__Written exercise__.
Send back all the data below, exactly as given.

__Exercise data__.
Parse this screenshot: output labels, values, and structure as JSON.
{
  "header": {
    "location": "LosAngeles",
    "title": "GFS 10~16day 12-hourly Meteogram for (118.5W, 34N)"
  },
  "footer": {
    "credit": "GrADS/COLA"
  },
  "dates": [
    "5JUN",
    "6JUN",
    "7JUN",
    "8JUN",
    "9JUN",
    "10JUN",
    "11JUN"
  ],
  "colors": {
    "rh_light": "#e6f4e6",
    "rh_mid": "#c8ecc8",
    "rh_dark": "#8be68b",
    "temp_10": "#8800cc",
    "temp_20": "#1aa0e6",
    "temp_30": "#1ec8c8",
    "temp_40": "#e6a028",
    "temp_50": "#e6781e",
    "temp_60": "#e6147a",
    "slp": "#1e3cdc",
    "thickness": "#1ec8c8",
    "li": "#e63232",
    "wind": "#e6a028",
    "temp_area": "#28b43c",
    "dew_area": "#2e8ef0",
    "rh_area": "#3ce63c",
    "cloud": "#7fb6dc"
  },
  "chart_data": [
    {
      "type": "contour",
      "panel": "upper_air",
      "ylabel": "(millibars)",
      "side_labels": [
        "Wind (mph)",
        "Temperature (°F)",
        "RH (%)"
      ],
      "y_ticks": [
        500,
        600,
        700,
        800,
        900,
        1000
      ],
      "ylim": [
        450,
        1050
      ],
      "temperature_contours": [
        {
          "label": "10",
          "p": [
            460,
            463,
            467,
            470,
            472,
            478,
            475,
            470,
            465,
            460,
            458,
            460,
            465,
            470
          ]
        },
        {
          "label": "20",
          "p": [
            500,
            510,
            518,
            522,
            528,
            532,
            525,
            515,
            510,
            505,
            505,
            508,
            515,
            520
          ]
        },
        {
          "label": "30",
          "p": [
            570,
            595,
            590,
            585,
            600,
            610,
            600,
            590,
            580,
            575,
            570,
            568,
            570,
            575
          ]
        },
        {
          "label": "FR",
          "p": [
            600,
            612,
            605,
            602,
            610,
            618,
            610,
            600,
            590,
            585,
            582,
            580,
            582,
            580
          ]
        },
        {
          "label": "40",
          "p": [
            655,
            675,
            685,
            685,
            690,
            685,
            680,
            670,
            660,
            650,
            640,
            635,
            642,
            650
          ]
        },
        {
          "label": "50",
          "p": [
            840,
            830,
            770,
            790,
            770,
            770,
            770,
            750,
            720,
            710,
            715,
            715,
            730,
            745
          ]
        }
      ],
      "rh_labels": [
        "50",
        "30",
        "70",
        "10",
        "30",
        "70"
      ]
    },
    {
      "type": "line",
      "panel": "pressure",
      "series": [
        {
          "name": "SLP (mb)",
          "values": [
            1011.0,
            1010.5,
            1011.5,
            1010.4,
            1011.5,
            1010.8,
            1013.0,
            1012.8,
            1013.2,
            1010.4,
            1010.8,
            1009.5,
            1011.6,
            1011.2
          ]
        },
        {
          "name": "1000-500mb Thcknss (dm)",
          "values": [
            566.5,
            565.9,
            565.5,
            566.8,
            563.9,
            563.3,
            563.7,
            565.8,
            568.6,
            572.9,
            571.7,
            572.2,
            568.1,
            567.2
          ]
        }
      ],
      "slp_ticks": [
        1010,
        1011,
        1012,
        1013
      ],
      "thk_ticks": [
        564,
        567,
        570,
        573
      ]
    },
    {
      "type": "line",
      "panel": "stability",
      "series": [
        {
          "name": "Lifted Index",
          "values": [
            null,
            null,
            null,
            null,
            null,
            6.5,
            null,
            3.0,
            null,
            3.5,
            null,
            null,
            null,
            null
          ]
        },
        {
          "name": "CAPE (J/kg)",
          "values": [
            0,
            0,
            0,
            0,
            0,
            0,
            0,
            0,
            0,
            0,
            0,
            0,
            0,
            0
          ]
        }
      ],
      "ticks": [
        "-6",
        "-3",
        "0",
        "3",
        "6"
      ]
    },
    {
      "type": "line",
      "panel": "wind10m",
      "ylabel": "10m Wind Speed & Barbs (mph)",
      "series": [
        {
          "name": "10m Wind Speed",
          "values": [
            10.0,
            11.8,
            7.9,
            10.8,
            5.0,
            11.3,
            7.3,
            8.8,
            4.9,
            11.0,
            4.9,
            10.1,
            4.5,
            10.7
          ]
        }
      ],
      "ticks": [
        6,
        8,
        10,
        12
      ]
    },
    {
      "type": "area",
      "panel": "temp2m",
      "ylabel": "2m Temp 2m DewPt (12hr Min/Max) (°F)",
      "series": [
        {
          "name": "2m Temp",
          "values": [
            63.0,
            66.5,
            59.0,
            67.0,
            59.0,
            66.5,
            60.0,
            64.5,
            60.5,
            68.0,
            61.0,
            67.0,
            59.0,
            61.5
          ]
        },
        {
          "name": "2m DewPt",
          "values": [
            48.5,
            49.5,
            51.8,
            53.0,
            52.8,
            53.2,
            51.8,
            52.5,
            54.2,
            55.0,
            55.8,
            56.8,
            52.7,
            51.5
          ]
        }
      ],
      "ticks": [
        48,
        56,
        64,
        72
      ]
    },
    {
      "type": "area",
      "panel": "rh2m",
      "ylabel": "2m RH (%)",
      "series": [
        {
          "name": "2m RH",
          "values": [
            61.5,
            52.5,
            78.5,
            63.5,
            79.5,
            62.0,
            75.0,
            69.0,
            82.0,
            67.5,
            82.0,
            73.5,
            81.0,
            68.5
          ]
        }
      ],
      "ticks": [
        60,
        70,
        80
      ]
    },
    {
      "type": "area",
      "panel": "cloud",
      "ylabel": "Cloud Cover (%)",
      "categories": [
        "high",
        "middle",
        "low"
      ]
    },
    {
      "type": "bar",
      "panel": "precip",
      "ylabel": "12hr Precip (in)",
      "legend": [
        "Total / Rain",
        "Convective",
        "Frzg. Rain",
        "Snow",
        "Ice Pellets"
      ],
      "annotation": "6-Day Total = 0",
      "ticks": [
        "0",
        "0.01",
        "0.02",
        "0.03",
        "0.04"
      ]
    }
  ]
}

__Reply__.
Parse this screenshot: output labels, values, and structure as JSON.
{
  "header": {
    "location": "LosAngeles",
    "title": "GFS 10~16day 12-hourly Meteogram for (118.5W, 34N)"
  },
  "footer": {
    "credit": "GrADS/COLA"
  },
  "dates": [
    "5JUN",
    "6JUN",
    "7JUN",
    "8JUN",
    "9JUN",
    "10JUN",
    "11JUN"
  ],
  "colors": {
    "rh_light": "#e6f4e6",
    "rh_mid": "#c8ecc8",
    "rh_dark": "#8be68b",
    "temp_10": "#8800cc",
    "temp_20": "#1aa0e6",
    "temp_30": "#1ec8c8",
    "temp_40": "#e6a028",
    "temp_50": "#e6781e",
    "temp_60": "#e6147a",
    "slp": "#1e3cdc",
    "thickness": "#1ec8c8",
    "li": "#e63232",
    "wind": "#e6a028",
    "temp_area": "#28b43c",
    "dew_area": "#2e8ef0",
    "rh_area": "#3ce63c",
    "cloud": "#7fb6dc"
  },
  "chart_data": [
    {
      "type": "contour",
      "panel": "upper_air",
      "ylabel": "(millibars)",
      "side_labels": [
        "Wind (mph)",
        "Temperature (°F)",
        "RH (%)"
      ],
      "y_ticks": [
        500,
        600,
        700,
        800,
        900,
        1000
      ],
      "ylim": [
        450,
        1050
      ],
      "temperature_contours": [
        {
          "label": "10",
          "p": [
            460,
            463,
            467,
            470,
            472,
            478,
            475,
            470,
            465,
            460,
            458,
            460,
            465,
            470
          ]
        },
        {
          "label": "20",
          "p": [
            500,
            510,
            518,
            522,
            528,
            532,
            525,
            515,
            510,
            505,
            505,
            508,
            515,
            520
          ]
        },
        {
          "label": "30",
          "p": [
            570,
            595,
            590,
            585,
            600,
            610,
            600,
            590,
            580,
            575,
            570,
            568,
            570,
            575
          ]
        },
        {
          "label": "FR",
          "p": [
            600,
            612,
            605,
            602,
            610,
            618,
            610,
            600,
            590,
            585,
            582,
            580,
            582,
            580
          ]
        },
        {
          "label": "40",
          "p": [
            655,
            675,
            685,
            685,
            690,
            685,
            680,
            670,
            660,
            650,
            640,
            635,
            642,
            650
          ]
        },
        {
          "label": "50",
          "p": [
            840,
            830,
            770,
            790,
            770,
            770,
            770,
            750,
            720,
            710,
            715,
            715,
            730,
            745
          ]
        }
      ],
      "rh_labels": [
        "50",
        "30",
        "70",
        "10",
        "30",
        "70"
      ]
    },
    {
      "type": "line",
      "panel": "pressure",
      "series": [
        {
          "name": "SLP (mb)",
          "values": [
            1011.0,
            1010.5,
            1011.5,
            1010.4,
            1011.5,
            1010.8,
            1013.0,
            1012.8,
            1013.2,
            1010.4,
            1010.8,
            1009.5,
            1011.6,
            1011.2
          ]
        },
        {
          "name": "1000-500mb Thcknss (dm)",
          "values": [
            566.5,
            565.9,
            565.5,
            566.8,
            563.9,
            563.3,
            563.7,
            565.8,
            568.6,
            572.9,
            571.7,
            572.2,
            568.1,
            567.2
          ]
        }
      ],
      "slp_ticks": [
        1010,
        1011,
        1012,
        1013
      ],
      "thk_ticks": [
        564,
        567,
        570,
        573
      ]
    },
    {
      "type": "line",
      "panel": "stability",
      "series": [
        {
          "name": "Lifted Index",
          "values": [
            null,
            null,
            null,
            null,
            null,
            6.5,
            null,
            3.0,
            null,
            3.5,
            null,
            null,
            null,
            null
          ]
        },
        {
          "name": "CAPE (J/kg)",
          "values": [
            0,
            0,
            0,
            0,
            0,
            0,
            0,
            0,
            0,
            0,
            0,
            0,
            0,
            0
          ]
        }
      ],
      "ticks": [
        "-6",
        "-3",
        "0",
        "3",
        "6"
      ]
    },
    {
      "type": "line",
      "panel": "wind10m",
      "ylabel": "10m Wind Speed & Barbs (mph)",
      "series": [
        {
          "name": "10m Wind Speed",
          "values": [
            10.0,
            11.8,
            7.9,
            10.8,
            5.0,
            11.3,
            7.3,
            8.8,
            4.9,
            11.0,
            4.9,
            10.1,
            4.5,
            10.7
          ]
        }
      ],
      "ticks": [
        6,
        8,
        10,
        12
      ]
    },
    {
      "type": "area",
      "panel": "temp2m",
      "ylabel": "2m Temp 2m DewPt (12hr Min/Max) (°F)",
      "series": [
        {
          "name": "2m Temp",
          "values": [
            63.0,
            66.5,
            59.0,
            67.0,
            59.0,
            66.5,
            60.0,
            64.5,
            60.5,
            68.0,
            61.0,
            67.0,
            59.0,
            61.5
          ]
        },
        {
          "name": "2m DewPt",
          "values": [
            48.5,
            49.5,
            51.8,
            53.0,
            52.8,
            53.2,
            51.8,
            52.5,
            54.2,
            55.0,
            55.8,
            56.8,
            52.7,
            51.5
          ]
        }
      ],
      "ticks": [
        48,
        56,
        64,
        72
      ]
    },
    {
      "type": "area",
      "panel": "rh2m",
      "ylabel": "2m RH (%)",
      "series": [
        {
          "name": "2m RH",
          "values": [
            61.5,
            52.5,
            78.5,
            63.5,
            79.5,
            62.0,
            75.0,
            69.0,
            82.0,
            67.5,
            82.0,
            73.5,
            81.0,
            68.5
          ]
        }
      ],
      "ticks": [
        60,
        70,
        80
      ]
    },
    {
      "type": "area",
      "panel": "cloud",
      "ylabel": "Cloud Cover (%)",
      "categories": [
        "high",
        "middle",
        "low"
      ]
    },
    {
      "type": "bar",
      "panel": "precip",
      "ylabel": "12hr Precip (in)",
      "legend": [
        "Total / Rain",
        "Convective",
        "Frzg. Rain",
        "Snow",
        "Ice Pellets"
      ],
      "annotation": "6-Day Total = 0",
      "ticks": [
        "0",
        "0.01",
        "0.02",
        "0.03",
        "0.04"
      ]
    }
  ]
}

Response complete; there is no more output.